Entries from a dataset:
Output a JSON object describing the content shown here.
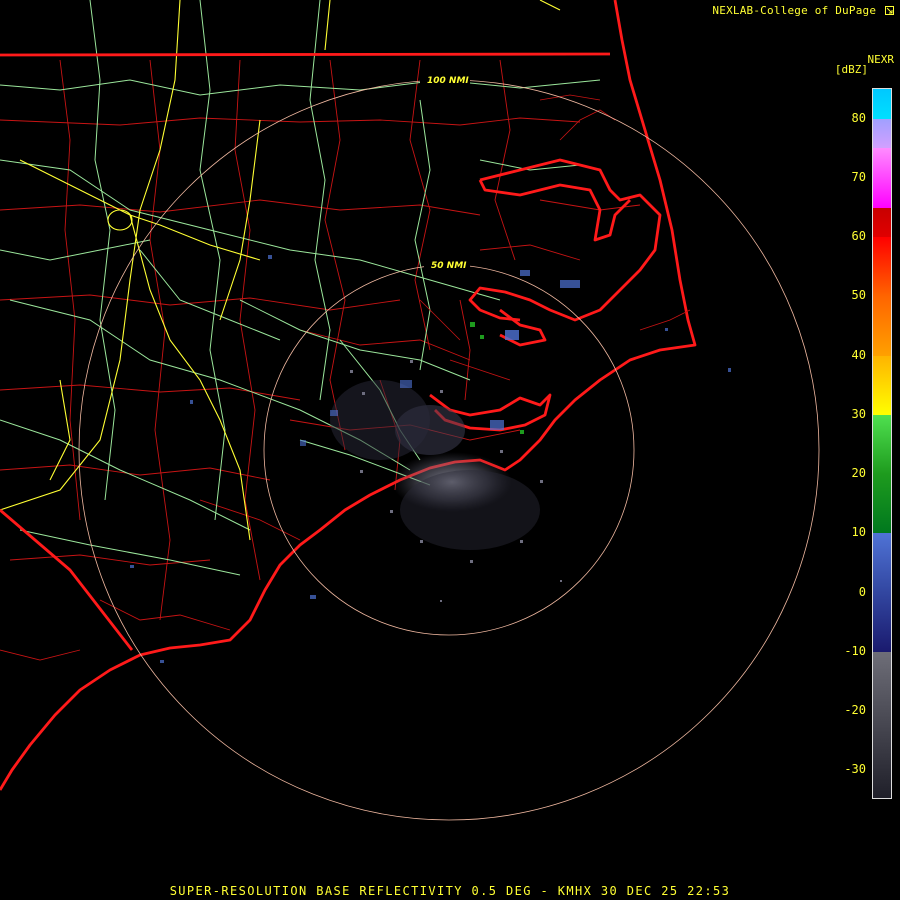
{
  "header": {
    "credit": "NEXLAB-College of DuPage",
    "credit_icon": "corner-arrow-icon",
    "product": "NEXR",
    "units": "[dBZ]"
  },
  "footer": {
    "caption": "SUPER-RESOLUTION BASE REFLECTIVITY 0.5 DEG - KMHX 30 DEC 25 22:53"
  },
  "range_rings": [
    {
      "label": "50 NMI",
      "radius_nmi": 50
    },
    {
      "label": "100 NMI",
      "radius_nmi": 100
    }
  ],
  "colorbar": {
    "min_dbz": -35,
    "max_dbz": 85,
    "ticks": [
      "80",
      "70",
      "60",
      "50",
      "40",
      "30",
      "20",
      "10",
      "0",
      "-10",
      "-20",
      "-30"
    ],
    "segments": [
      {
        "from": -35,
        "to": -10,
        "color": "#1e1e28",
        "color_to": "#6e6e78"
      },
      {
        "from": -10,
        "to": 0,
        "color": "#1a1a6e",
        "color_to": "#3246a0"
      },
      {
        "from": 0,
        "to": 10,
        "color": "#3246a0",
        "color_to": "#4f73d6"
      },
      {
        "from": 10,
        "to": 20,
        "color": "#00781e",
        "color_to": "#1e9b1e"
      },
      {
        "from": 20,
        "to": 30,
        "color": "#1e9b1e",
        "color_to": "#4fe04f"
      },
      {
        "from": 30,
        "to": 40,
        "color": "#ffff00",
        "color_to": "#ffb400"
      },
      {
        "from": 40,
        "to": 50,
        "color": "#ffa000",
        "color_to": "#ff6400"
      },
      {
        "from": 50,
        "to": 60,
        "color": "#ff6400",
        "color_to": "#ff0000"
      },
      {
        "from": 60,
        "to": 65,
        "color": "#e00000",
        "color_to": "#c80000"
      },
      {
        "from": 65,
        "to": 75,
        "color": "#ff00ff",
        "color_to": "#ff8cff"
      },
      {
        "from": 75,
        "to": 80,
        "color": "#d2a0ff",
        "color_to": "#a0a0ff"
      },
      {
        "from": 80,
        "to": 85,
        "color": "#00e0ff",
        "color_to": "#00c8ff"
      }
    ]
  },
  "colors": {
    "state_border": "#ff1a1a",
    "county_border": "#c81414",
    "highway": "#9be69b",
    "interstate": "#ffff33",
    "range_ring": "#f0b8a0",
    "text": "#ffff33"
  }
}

- **WHAT YOU ARE ASKED TO DO**
Leave out the pictures and give the rest of the records again exactly.

- **WRITTEN ANSWER**
Output a JSON object describing the content shown here.
{
  "header": {
    "credit": "NEXLAB-College of DuPage",
    "credit_icon": "corner-arrow-icon",
    "product": "NEXR",
    "units": "[dBZ]"
  },
  "footer": {
    "caption": "SUPER-RESOLUTION BASE REFLECTIVITY 0.5 DEG - KMHX 30 DEC 25 22:53"
  },
  "range_rings": [
    {
      "label": "50 NMI",
      "radius_nmi": 50
    },
    {
      "label": "100 NMI",
      "radius_nmi": 100
    }
  ],
  "colorbar": {
    "min_dbz": -35,
    "max_dbz": 85,
    "ticks": [
      "80",
      "70",
      "60",
      "50",
      "40",
      "30",
      "20",
      "10",
      "0",
      "-10",
      "-20",
      "-30"
    ],
    "segments": [
      {
        "from": -35,
        "to": -10,
        "color": "#1e1e28",
        "color_to": "#6e6e78"
      },
      {
        "from": -10,
        "to": 0,
        "color": "#1a1a6e",
        "color_to": "#3246a0"
      },
      {
        "from": 0,
        "to": 10,
        "color": "#3246a0",
        "color_to": "#4f73d6"
      },
      {
        "from": 10,
        "to": 20,
        "color": "#00781e",
        "color_to": "#1e9b1e"
      },
      {
        "from": 20,
        "to": 30,
        "color": "#1e9b1e",
        "color_to": "#4fe04f"
      },
      {
        "from": 30,
        "to": 40,
        "color": "#ffff00",
        "color_to": "#ffb400"
      },
      {
        "from": 40,
        "to": 50,
        "color": "#ffa000",
        "color_to": "#ff6400"
      },
      {
        "from": 50,
        "to": 60,
        "color": "#ff6400",
        "color_to": "#ff0000"
      },
      {
        "from": 60,
        "to": 65,
        "color": "#e00000",
        "color_to": "#c80000"
      },
      {
        "from": 65,
        "to": 75,
        "color": "#ff00ff",
        "color_to": "#ff8cff"
      },
      {
        "from": 75,
        "to": 80,
        "color": "#d2a0ff",
        "color_to": "#a0a0ff"
      },
      {
        "from": 80,
        "to": 85,
        "color": "#00e0ff",
        "color_to": "#00c8ff"
      }
    ]
  },
  "colors": {
    "state_border": "#ff1a1a",
    "county_border": "#c81414",
    "highway": "#9be69b",
    "interstate": "#ffff33",
    "range_ring": "#f0b8a0",
    "text": "#ffff33"
  }
}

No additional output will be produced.